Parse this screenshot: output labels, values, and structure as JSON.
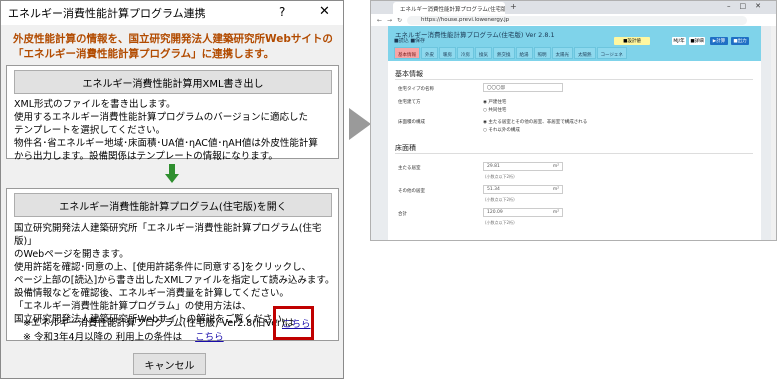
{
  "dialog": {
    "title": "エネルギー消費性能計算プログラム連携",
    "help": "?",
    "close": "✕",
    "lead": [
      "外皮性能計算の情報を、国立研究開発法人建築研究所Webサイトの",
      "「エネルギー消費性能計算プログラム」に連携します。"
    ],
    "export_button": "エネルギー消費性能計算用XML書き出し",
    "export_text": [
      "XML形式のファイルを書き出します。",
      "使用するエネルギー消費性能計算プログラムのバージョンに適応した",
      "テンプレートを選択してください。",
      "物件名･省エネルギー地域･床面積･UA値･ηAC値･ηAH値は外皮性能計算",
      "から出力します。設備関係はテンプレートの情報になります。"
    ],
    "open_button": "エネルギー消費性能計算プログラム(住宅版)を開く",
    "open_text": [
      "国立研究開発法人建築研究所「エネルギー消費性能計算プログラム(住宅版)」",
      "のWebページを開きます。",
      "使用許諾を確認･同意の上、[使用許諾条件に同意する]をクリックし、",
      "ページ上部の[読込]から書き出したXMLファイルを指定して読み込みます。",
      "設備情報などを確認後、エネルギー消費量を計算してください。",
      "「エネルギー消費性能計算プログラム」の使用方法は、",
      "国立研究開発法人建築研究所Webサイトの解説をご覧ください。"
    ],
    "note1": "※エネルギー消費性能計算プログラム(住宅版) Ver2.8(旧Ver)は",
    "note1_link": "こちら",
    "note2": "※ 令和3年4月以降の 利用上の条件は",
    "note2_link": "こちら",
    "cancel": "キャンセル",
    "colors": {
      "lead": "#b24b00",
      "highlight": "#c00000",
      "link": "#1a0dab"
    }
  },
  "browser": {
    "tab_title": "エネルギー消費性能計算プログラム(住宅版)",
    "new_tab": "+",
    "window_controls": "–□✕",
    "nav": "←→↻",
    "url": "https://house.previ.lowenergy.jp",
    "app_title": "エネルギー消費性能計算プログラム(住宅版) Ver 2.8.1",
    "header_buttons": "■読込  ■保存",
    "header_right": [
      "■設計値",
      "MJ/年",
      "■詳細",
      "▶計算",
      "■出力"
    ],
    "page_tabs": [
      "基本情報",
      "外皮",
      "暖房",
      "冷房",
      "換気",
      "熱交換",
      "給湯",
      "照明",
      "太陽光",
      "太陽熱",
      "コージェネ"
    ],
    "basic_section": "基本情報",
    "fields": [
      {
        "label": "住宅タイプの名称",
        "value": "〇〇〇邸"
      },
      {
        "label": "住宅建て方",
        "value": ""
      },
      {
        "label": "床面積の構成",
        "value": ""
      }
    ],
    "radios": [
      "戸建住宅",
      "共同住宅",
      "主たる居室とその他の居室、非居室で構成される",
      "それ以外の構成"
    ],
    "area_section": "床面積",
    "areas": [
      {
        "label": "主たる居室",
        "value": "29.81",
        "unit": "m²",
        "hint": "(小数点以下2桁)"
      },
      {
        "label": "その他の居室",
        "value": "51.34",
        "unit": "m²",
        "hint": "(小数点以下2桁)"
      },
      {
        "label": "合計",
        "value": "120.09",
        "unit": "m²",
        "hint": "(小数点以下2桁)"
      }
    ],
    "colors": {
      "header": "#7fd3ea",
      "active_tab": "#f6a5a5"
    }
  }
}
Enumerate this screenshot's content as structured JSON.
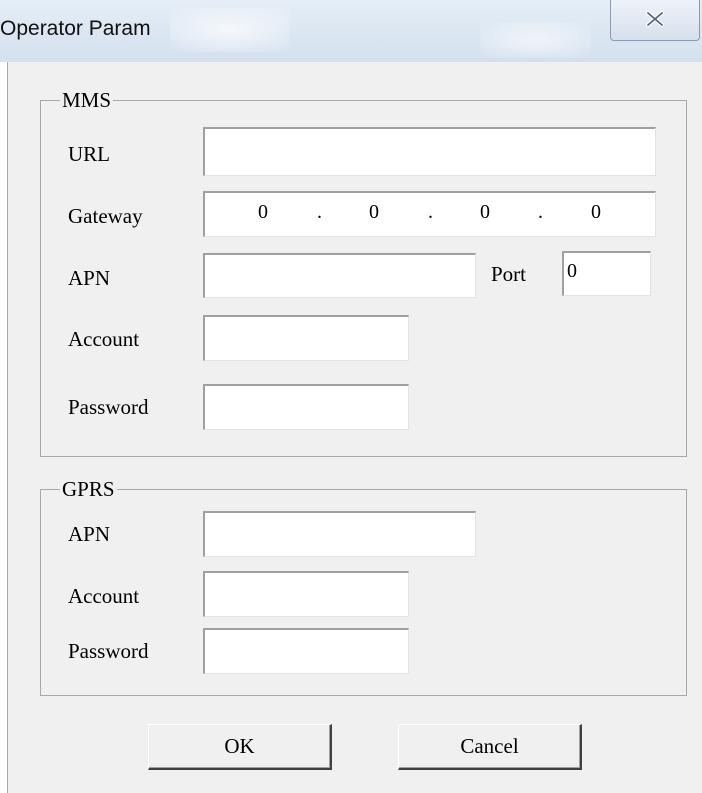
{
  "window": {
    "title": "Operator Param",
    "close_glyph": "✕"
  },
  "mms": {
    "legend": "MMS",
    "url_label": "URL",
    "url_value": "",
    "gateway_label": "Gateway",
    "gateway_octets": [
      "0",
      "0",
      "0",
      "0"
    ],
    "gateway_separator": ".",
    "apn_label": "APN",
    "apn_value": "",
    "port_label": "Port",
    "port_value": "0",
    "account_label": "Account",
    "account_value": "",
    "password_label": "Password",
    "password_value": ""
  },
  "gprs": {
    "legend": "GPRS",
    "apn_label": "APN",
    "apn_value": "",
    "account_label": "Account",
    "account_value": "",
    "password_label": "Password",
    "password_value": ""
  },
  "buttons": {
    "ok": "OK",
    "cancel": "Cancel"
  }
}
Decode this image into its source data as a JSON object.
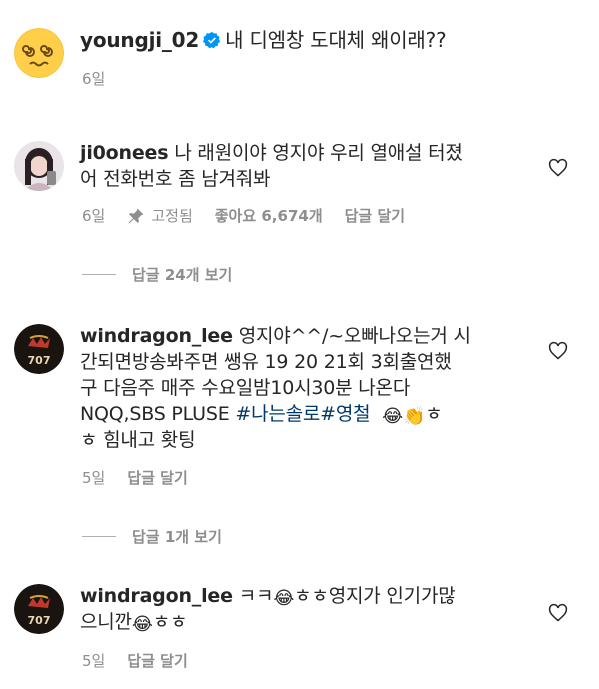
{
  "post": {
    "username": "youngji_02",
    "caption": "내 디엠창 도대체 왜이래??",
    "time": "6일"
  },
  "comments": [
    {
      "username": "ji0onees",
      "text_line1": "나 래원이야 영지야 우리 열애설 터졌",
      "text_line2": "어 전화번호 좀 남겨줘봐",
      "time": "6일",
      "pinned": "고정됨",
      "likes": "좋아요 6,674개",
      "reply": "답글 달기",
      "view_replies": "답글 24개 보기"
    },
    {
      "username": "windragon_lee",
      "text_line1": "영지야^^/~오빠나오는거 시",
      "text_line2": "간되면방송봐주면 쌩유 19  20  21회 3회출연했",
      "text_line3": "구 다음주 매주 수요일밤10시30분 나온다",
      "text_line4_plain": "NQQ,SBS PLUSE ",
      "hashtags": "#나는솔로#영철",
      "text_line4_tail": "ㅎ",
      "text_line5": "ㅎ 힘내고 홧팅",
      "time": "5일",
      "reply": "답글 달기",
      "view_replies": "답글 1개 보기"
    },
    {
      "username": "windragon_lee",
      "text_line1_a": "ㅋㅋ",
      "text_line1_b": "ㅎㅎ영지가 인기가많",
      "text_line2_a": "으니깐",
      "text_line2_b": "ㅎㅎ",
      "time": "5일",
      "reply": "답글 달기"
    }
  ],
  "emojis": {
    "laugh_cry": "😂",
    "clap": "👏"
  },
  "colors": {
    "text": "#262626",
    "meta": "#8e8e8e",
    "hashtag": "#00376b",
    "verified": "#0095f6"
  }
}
---
Every line above should be returned exactly; the pictures stay out.

Parse this screenshot: output labels, values, and structure as JSON.
{
  "dialog": {
    "title": "エネルギー消費性能計算プログラム連携",
    "help": "?",
    "close": "✕",
    "lead": [
      "外皮性能計算の情報を、国立研究開発法人建築研究所Webサイトの",
      "「エネルギー消費性能計算プログラム」に連携します。"
    ],
    "export_button": "エネルギー消費性能計算用XML書き出し",
    "export_text": [
      "XML形式のファイルを書き出します。",
      "使用するエネルギー消費性能計算プログラムのバージョンに適応した",
      "テンプレートを選択してください。",
      "物件名･省エネルギー地域･床面積･UA値･ηAC値･ηAH値は外皮性能計算",
      "から出力します。設備関係はテンプレートの情報になります。"
    ],
    "open_button": "エネルギー消費性能計算プログラム(住宅版)を開く",
    "open_text": [
      "国立研究開発法人建築研究所「エネルギー消費性能計算プログラム(住宅版)」",
      "のWebページを開きます。",
      "使用許諾を確認･同意の上、[使用許諾条件に同意する]をクリックし、",
      "ページ上部の[読込]から書き出したXMLファイルを指定して読み込みます。",
      "設備情報などを確認後、エネルギー消費量を計算してください。",
      "「エネルギー消費性能計算プログラム」の使用方法は、",
      "国立研究開発法人建築研究所Webサイトの解説をご覧ください。"
    ],
    "note1": "※エネルギー消費性能計算プログラム(住宅版) Ver2.8(旧Ver)は",
    "note1_link": "こちら",
    "note2": "※ 令和3年4月以降の 利用上の条件は",
    "note2_link": "こちら",
    "cancel": "キャンセル",
    "colors": {
      "lead": "#b24b00",
      "highlight": "#c00000",
      "link": "#1a0dab"
    }
  },
  "browser": {
    "tab_title": "エネルギー消費性能計算プログラム(住宅版)",
    "new_tab": "+",
    "window_controls": "–□✕",
    "nav": "←→↻",
    "url": "https://house.previ.lowenergy.jp",
    "app_title": "エネルギー消費性能計算プログラム(住宅版) Ver 2.8.1",
    "header_buttons": "■読込  ■保存",
    "header_right": [
      "■設計値",
      "MJ/年",
      "■詳細",
      "▶計算",
      "■出力"
    ],
    "page_tabs": [
      "基本情報",
      "外皮",
      "暖房",
      "冷房",
      "換気",
      "熱交換",
      "給湯",
      "照明",
      "太陽光",
      "太陽熱",
      "コージェネ"
    ],
    "basic_section": "基本情報",
    "fields": [
      {
        "label": "住宅タイプの名称",
        "value": "〇〇〇邸"
      },
      {
        "label": "住宅建て方",
        "value": ""
      },
      {
        "label": "床面積の構成",
        "value": ""
      }
    ],
    "radios": [
      "戸建住宅",
      "共同住宅",
      "主たる居室とその他の居室、非居室で構成される",
      "それ以外の構成"
    ],
    "area_section": "床面積",
    "areas": [
      {
        "label": "主たる居室",
        "value": "29.81",
        "unit": "m²",
        "hint": "(小数点以下2桁)"
      },
      {
        "label": "その他の居室",
        "value": "51.34",
        "unit": "m²",
        "hint": "(小数点以下2桁)"
      },
      {
        "label": "合計",
        "value": "120.09",
        "unit": "m²",
        "hint": "(小数点以下2桁)"
      }
    ],
    "colors": {
      "header": "#7fd3ea",
      "active_tab": "#f6a5a5"
    }
  }
}
Enumerate this screenshot's content as structured JSON.
{
  "window": {
    "title": "Operator Param",
    "close_glyph": "✕"
  },
  "mms": {
    "legend": "MMS",
    "url_label": "URL",
    "url_value": "",
    "gateway_label": "Gateway",
    "gateway_octets": [
      "0",
      "0",
      "0",
      "0"
    ],
    "gateway_separator": ".",
    "apn_label": "APN",
    "apn_value": "",
    "port_label": "Port",
    "port_value": "0",
    "account_label": "Account",
    "account_value": "",
    "password_label": "Password",
    "password_value": ""
  },
  "gprs": {
    "legend": "GPRS",
    "apn_label": "APN",
    "apn_value": "",
    "account_label": "Account",
    "account_value": "",
    "password_label": "Password",
    "password_value": ""
  },
  "buttons": {
    "ok": "OK",
    "cancel": "Cancel"
  }
}
Decode this image into its source data as a JSON object.
{
  "post": {
    "username": "youngji_02",
    "caption": "내 디엠창 도대체 왜이래??",
    "time": "6일"
  },
  "comments": [
    {
      "username": "ji0onees",
      "text_line1": "나 래원이야 영지야 우리 열애설 터졌",
      "text_line2": "어 전화번호 좀 남겨줘봐",
      "time": "6일",
      "pinned": "고정됨",
      "likes": "좋아요 6,674개",
      "reply": "답글 달기",
      "view_replies": "답글 24개 보기"
    },
    {
      "username": "windragon_lee",
      "text_line1": "영지야^^/~오빠나오는거 시",
      "text_line2": "간되면방송봐주면 쌩유 19  20  21회 3회출연했",
      "text_line3": "구 다음주 매주 수요일밤10시30분 나온다",
      "text_line4_plain": "NQQ,SBS PLUSE ",
      "hashtags": "#나는솔로#영철",
      "text_line4_tail": "ㅎ",
      "text_line5": "ㅎ 힘내고 홧팅",
      "time": "5일",
      "reply": "답글 달기",
      "view_replies": "답글 1개 보기"
    },
    {
      "username": "windragon_lee",
      "text_line1_a": "ㅋㅋ",
      "text_line1_b": "ㅎㅎ영지가 인기가많",
      "text_line2_a": "으니깐",
      "text_line2_b": "ㅎㅎ",
      "time": "5일",
      "reply": "답글 달기"
    }
  ],
  "emojis": {
    "laugh_cry": "😂",
    "clap": "👏"
  },
  "colors": {
    "text": "#262626",
    "meta": "#8e8e8e",
    "hashtag": "#00376b",
    "verified": "#0095f6"
  }
}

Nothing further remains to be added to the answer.